WHAT IS REQUIRED:
Can you output the material exactly as written, minus any pictures it holds?

*** SUPPLIED DATA ***

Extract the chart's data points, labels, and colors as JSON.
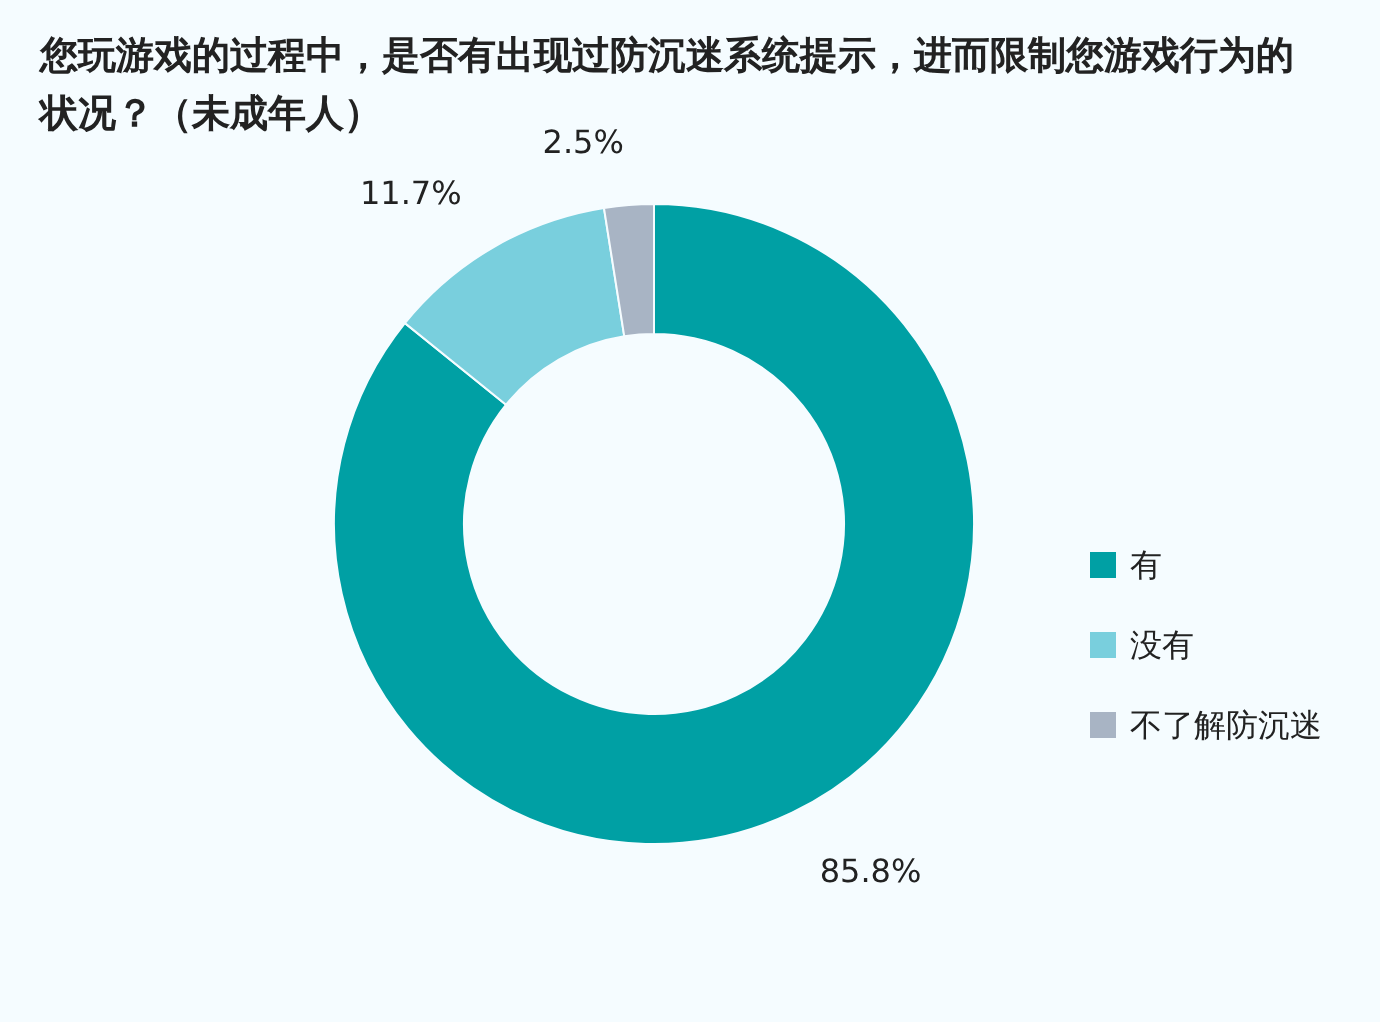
{
  "chart_data": {
    "type": "donut",
    "title": "您玩游戏的过程中，是否有出现过防沉迷系统提示，进而限制您游戏行为的状况？（未成年人）",
    "categories": [
      "有",
      "没有",
      "不了解防沉迷"
    ],
    "values": [
      85.8,
      11.7,
      2.5
    ],
    "colors": [
      "#00a0a4",
      "#79cfdd",
      "#a8b4c4"
    ],
    "value_labels": [
      "85.8%",
      "11.7%",
      "2.5%"
    ],
    "legend": "right"
  }
}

***

TASK ANSWER:
Extract the chart's data points, labels, and colors as JSON.
{
  "chart_data": {
    "type": "donut",
    "title": "您玩游戏的过程中，是否有出现过防沉迷系统提示，进而限制您游戏行为的状况？（未成年人）",
    "categories": [
      "有",
      "没有",
      "不了解防沉迷"
    ],
    "values": [
      85.8,
      11.7,
      2.5
    ],
    "colors": [
      "#00a0a4",
      "#79cfdd",
      "#a8b4c4"
    ],
    "value_labels": [
      "85.8%",
      "11.7%",
      "2.5%"
    ],
    "legend": "right"
  }
}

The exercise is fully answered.